In the entries below, count every line containing "автономным". Return the number and nothing else.

--- Begin DATA SECTION ---

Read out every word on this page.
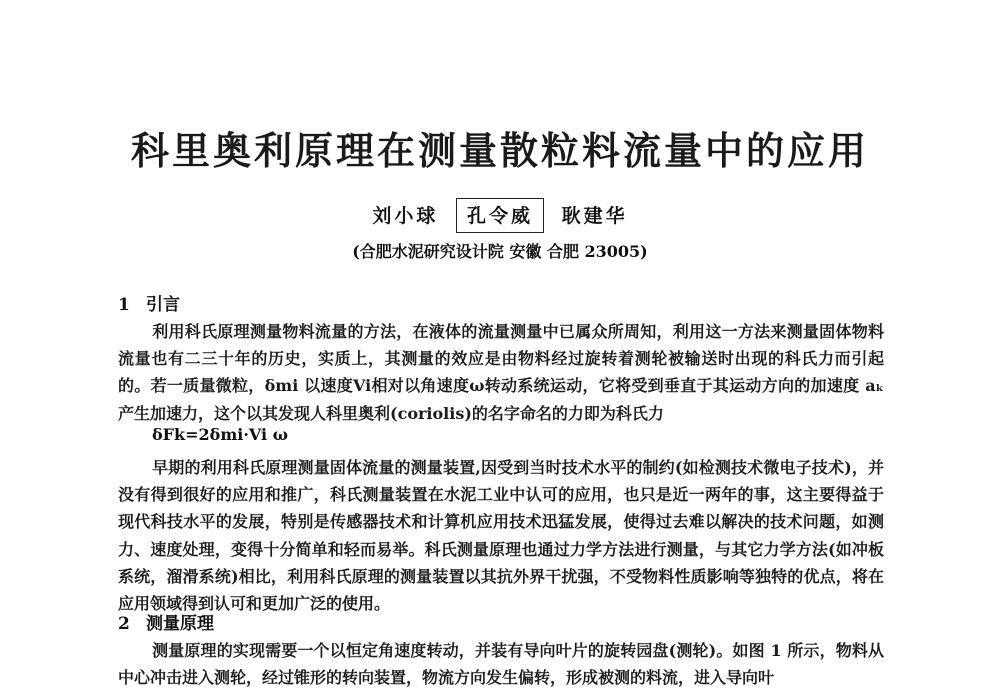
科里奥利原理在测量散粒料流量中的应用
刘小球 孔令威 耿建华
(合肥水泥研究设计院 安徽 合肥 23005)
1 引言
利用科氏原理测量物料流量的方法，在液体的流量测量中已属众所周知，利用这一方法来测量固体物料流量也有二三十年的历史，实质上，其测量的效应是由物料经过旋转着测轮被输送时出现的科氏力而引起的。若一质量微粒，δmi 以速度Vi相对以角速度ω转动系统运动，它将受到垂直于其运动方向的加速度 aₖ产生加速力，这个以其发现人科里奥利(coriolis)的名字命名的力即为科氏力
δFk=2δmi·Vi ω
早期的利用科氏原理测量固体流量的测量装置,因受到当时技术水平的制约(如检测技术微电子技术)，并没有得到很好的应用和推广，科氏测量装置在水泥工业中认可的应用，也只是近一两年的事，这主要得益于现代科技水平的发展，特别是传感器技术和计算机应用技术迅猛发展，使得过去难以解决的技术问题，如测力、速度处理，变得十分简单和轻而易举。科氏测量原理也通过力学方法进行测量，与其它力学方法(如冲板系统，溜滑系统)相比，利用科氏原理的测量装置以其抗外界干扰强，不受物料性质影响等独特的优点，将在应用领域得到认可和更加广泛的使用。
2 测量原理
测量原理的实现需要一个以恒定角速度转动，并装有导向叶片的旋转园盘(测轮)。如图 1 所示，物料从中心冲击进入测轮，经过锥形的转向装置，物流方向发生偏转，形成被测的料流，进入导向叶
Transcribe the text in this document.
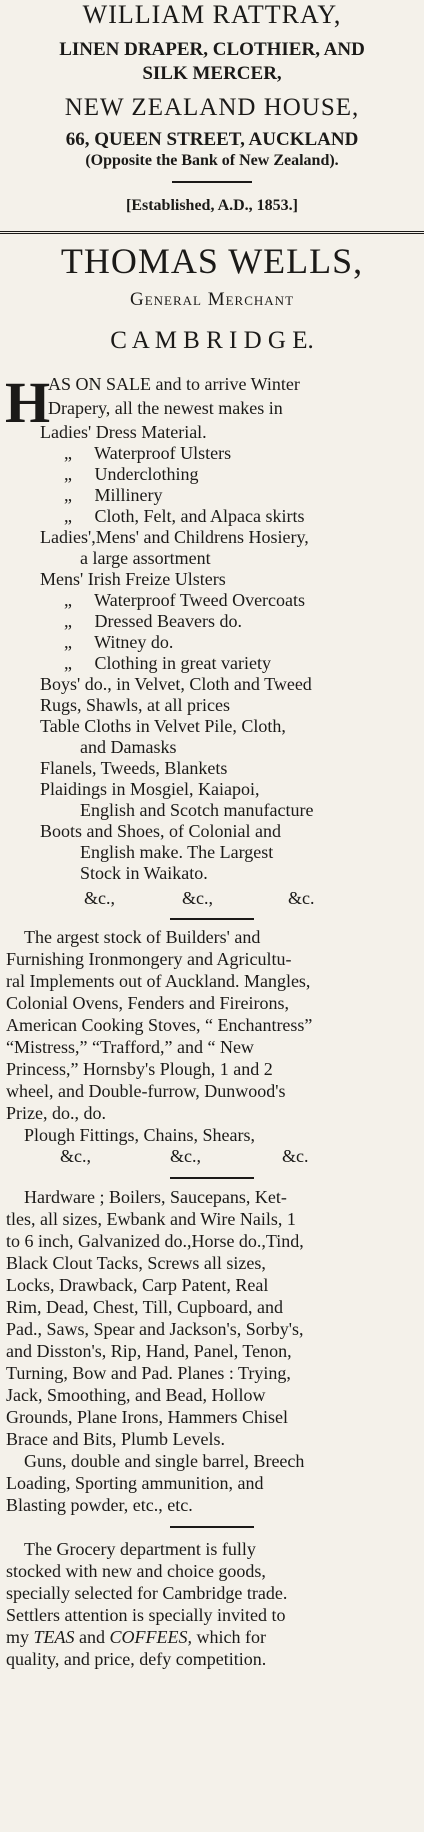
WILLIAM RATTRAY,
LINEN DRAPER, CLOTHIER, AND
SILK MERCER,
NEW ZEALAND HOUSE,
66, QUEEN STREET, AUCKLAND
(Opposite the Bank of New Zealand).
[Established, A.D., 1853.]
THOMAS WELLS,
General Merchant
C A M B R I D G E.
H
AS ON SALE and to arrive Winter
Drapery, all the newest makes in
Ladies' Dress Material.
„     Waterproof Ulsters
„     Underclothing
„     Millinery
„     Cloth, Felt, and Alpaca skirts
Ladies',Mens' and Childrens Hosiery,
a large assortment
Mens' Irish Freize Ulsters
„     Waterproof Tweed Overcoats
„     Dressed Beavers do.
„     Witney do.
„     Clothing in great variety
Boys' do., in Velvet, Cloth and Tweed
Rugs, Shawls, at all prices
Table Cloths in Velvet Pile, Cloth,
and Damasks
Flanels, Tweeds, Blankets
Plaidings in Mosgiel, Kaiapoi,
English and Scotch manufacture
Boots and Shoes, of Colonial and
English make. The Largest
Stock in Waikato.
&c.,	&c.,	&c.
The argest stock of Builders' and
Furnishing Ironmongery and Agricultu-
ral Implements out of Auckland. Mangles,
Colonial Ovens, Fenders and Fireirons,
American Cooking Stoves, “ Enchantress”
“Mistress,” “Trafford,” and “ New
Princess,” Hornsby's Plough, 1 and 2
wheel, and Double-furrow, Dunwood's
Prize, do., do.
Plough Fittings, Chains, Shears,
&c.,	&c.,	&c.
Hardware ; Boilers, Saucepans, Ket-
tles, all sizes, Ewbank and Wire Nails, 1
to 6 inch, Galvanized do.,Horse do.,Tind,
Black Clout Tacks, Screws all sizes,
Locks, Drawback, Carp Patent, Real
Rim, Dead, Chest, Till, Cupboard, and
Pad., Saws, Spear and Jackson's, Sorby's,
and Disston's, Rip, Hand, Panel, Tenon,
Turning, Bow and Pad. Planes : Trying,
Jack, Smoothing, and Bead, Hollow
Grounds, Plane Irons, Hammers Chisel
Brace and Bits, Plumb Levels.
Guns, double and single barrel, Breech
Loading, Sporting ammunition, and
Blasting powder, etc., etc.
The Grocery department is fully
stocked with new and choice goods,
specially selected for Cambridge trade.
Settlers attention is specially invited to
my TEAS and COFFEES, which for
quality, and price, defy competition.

--- End DATA SECTION ---
--- Begin DATA SECTION ---

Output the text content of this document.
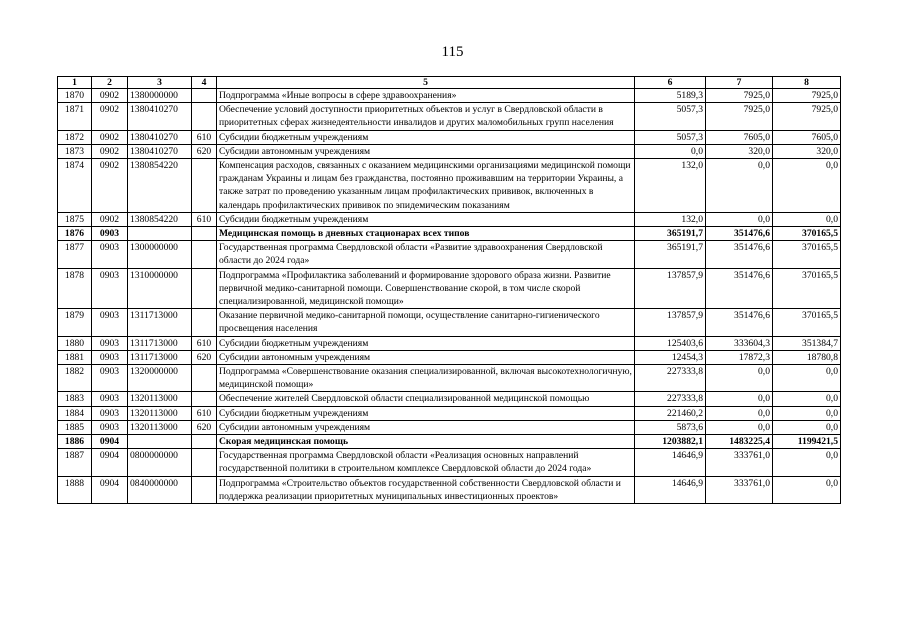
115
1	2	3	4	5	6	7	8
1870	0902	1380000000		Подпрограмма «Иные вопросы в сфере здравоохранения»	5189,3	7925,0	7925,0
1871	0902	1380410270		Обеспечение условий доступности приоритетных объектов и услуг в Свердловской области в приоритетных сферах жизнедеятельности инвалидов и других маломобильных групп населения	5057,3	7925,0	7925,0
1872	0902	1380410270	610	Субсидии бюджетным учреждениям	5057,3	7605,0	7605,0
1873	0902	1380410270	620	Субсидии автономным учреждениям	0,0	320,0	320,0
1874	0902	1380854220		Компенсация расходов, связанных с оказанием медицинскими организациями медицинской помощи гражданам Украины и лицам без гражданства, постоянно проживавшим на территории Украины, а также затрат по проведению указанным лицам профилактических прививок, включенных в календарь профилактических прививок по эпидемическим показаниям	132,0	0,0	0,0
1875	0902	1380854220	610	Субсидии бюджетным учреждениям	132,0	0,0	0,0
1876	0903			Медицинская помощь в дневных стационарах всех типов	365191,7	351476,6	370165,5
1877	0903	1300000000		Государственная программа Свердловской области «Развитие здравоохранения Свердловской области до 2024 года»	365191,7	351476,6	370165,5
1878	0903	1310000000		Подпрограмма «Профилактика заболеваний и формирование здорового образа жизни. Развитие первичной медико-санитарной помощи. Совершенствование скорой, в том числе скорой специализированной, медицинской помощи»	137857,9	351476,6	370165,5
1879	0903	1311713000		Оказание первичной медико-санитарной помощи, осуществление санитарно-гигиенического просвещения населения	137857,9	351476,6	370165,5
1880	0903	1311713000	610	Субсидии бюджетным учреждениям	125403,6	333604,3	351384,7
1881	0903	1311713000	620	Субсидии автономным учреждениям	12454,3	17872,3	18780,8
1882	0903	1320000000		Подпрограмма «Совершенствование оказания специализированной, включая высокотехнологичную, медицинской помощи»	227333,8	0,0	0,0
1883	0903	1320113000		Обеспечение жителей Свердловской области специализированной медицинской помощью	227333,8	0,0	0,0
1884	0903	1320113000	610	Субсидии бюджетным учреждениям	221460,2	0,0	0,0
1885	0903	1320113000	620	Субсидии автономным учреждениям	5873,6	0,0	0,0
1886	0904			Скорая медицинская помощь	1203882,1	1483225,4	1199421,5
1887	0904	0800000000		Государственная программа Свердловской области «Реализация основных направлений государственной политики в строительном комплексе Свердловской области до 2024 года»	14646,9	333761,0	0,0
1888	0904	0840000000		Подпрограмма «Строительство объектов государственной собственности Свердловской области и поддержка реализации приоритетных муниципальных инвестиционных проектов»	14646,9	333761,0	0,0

--- End DATA SECTION ---
--- Begin DATA SECTION ---

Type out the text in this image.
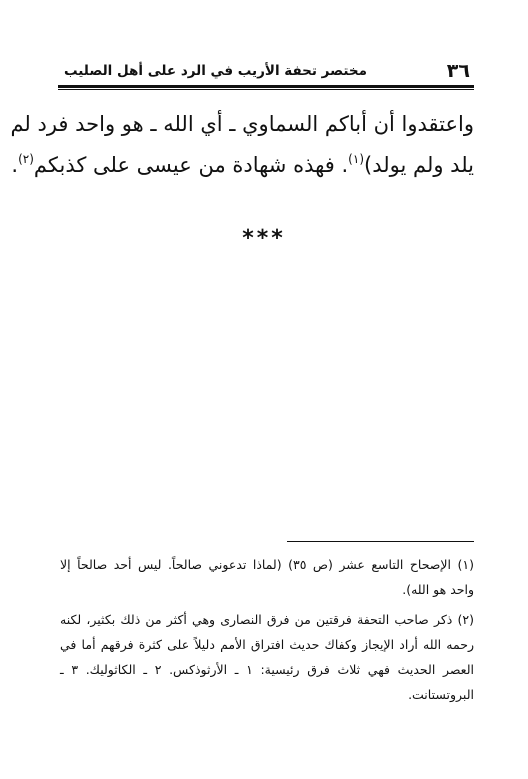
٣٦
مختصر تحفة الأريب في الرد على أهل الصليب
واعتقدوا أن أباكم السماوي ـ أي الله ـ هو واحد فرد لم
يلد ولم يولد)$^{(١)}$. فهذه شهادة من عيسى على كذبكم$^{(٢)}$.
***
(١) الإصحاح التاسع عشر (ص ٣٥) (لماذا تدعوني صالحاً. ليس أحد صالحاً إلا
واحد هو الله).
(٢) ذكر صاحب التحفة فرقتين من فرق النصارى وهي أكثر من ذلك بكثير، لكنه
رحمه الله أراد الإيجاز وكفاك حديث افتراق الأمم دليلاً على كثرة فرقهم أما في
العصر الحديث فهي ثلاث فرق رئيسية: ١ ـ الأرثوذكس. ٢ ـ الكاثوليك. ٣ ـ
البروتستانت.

--- End DATA SECTION ---

• _COMPLETE OUTPUT_:
3